> [What the task asks]: Render every one of the entries below as a Markdown table with the columns Row and Entry, one numbered row per line and no blank lines.

Labeled box records:
○ ○ ○ ○ ○ ○ ○
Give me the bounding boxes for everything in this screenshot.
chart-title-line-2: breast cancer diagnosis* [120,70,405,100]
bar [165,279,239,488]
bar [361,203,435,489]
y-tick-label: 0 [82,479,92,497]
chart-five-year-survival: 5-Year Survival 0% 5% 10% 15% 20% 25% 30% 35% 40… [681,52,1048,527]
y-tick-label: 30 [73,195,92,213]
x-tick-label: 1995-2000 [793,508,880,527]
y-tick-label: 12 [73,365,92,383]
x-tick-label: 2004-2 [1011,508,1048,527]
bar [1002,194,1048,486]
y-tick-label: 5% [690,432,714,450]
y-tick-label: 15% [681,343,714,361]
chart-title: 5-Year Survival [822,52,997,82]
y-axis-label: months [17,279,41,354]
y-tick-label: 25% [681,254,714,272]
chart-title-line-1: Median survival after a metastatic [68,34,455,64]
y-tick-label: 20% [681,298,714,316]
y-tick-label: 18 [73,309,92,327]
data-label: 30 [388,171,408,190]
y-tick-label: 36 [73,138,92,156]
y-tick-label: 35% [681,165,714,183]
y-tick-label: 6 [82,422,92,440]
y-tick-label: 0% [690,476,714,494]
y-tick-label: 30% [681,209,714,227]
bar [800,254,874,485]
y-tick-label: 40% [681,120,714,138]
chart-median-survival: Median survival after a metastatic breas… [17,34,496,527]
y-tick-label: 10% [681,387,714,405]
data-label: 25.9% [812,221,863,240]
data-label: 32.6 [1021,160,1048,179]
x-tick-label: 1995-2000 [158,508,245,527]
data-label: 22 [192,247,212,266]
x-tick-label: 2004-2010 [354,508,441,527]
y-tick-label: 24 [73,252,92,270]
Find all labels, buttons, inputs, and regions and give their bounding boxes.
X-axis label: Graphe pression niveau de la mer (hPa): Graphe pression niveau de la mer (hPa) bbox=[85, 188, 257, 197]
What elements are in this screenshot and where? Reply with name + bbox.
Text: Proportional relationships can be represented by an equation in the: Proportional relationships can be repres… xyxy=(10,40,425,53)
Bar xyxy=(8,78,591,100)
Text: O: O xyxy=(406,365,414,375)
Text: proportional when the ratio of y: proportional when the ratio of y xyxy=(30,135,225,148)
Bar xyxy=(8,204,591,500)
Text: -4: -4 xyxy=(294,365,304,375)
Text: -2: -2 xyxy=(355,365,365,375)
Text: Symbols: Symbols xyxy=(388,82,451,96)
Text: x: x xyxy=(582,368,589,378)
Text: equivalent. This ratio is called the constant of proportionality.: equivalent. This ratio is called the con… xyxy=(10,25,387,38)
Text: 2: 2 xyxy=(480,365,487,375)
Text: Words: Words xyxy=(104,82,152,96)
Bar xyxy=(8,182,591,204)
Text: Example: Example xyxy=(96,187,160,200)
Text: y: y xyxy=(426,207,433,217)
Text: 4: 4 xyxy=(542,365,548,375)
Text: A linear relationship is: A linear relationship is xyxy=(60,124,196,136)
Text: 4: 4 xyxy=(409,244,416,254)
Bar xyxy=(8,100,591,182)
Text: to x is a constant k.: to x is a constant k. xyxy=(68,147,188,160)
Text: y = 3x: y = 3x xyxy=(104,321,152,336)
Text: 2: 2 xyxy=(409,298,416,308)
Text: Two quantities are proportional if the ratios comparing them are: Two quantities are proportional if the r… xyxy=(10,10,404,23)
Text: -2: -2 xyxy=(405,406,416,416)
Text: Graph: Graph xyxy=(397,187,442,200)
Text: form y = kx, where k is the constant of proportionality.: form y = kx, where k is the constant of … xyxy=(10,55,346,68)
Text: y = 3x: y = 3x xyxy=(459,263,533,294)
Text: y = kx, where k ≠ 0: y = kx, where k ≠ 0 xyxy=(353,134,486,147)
○ ○ ○ ○ ○ ○ ○
> [The answer]:
| Row | Entry |
|---|---|
| 1 | Give me the bounding boxes for everything in this screenshot. |
| 2 | chart-title-line-2: breast cancer diagnosis* [120,70,405,100] |
| 3 | bar [165,279,239,488] |
| 4 | bar [361,203,435,489] |
| 5 | y-tick-label: 0 [82,479,92,497] |
| 6 | chart-five-year-survival: 5-Year Survival 0% 5% 10% 15% 20% 25% 30% 35% 40… [681,52,1048,527] |
| 7 | y-tick-label: 30 [73,195,92,213] |
| 8 | x-tick-label: 1995-2000 [793,508,880,527] |
| 9 | y-tick-label: 12 [73,365,92,383] |
| 10 | x-tick-label: 2004-2 [1011,508,1048,527] |
| 11 | bar [1002,194,1048,486] |
| 12 | y-tick-label: 5% [690,432,714,450] |
| 13 | y-tick-label: 15% [681,343,714,361] |
| 14 | chart-title: 5-Year Survival [822,52,997,82] |
| 15 | y-axis-label: months [17,279,41,354] |
| 16 | y-tick-label: 25% [681,254,714,272] |
| 17 | chart-title-line-1: Median survival after a metastatic [68,34,455,64] |
| 18 | y-tick-label: 20% [681,298,714,316] |
| 19 | y-tick-label: 18 [73,309,92,327] |
| 20 | data-label: 30 [388,171,408,190] |
| 21 | y-tick-label: 36 [73,138,92,156] |
| 22 | y-tick-label: 35% [681,165,714,183] |
| 23 | y-tick-label: 6 [82,422,92,440] |
| 24 | y-tick-label: 0% [690,476,714,494] |
| 25 | y-tick-label: 30% [681,209,714,227] |
| 26 | bar [800,254,874,485] |
| 27 | y-tick-label: 40% [681,120,714,138] |
| 28 | chart-median-survival: Median survival after a metastatic breas… [17,34,496,527] |
| 29 | y-tick-label: 10% [681,387,714,405] |
| 30 | data-label: 25.9% [812,221,863,240] |
| 31 | data-label: 32.6 [1021,160,1048,179] |
| 32 | x-tick-label: 1995-2000 [158,508,245,527] |
| 33 | data-label: 22 [192,247,212,266] |
| 34 | x-tick-label: 2004-2010 [354,508,441,527] |
| 35 | y-tick-label: 24 [73,252,92,270] |
| 36 | Find all labels, buttons, inputs, and regions and give their bounding boxes. |
| 37 | X-axis label: Graphe pression niveau de la mer (hPa): Graphe pression niveau de la mer (hPa) bbox=[85, 188, 257, 197] |
| 38 | What elements are in this screenshot and where? Reply with name + bbox. |
| 39 | Text: Proportional relationships can be represented by an equation in the: Proportional relationships can be repres… xyxy=(10,40,425,53) |
| 40 | Bar xyxy=(8,78,591,100) |
| 41 | Text: O: O xyxy=(406,365,414,375) |
| 42 | Text: proportional when the ratio of y: proportional when the ratio of y xyxy=(30,135,225,148) |
| 43 | Bar xyxy=(8,204,591,500) |
| 44 | Text: -4: -4 xyxy=(294,365,304,375) |
| 45 | Text: -2: -2 xyxy=(355,365,365,375) |
| 46 | Text: Symbols: Symbols xyxy=(388,82,451,96) |
| 47 | Text: x: x xyxy=(582,368,589,378) |
| 48 | Text: equivalent. This ratio is called the constant of proportionality.: equivalent. This ratio is called the con… xyxy=(10,25,387,38) |
| 49 | Text: 2: 2 xyxy=(480,365,487,375) |
| 50 | Text: Words: Words xyxy=(104,82,152,96) |
| 51 | Bar xyxy=(8,182,591,204) |
| 52 | Text: Example: Example xyxy=(96,187,160,200) |
| 53 | Text: y: y xyxy=(426,207,433,217) |
| 54 | Text: 4: 4 xyxy=(542,365,548,375) |
| 55 | Text: A linear relationship is: A linear relationship is xyxy=(60,124,196,136) |
| 56 | Text: 4: 4 xyxy=(409,244,416,254) |
| 57 | Bar xyxy=(8,100,591,182) |
| 58 | Text: to x is a constant k.: to x is a constant k. xyxy=(68,147,188,160) |
| 59 | Text: y = 3x: y = 3x xyxy=(104,321,152,336) |
| 60 | Text: 2: 2 xyxy=(409,298,416,308) |
| 61 | Text: Two quantities are proportional if the ratios comparing them are: Two quantities are proportional if the r… xyxy=(10,10,404,23) |
| 62 | Text: -2: -2 xyxy=(405,406,416,416) |
| 63 | Text: Graph: Graph xyxy=(397,187,442,200) |
| 64 | Text: form y = kx, where k is the constant of proportionality.: form y = kx, where k is the constant of … xyxy=(10,55,346,68) |
| 65 | Text: y = 3x: y = 3x xyxy=(459,263,533,294) |
| 66 | Text: y = kx, where k ≠ 0: y = kx, where k ≠ 0 xyxy=(353,134,486,147) |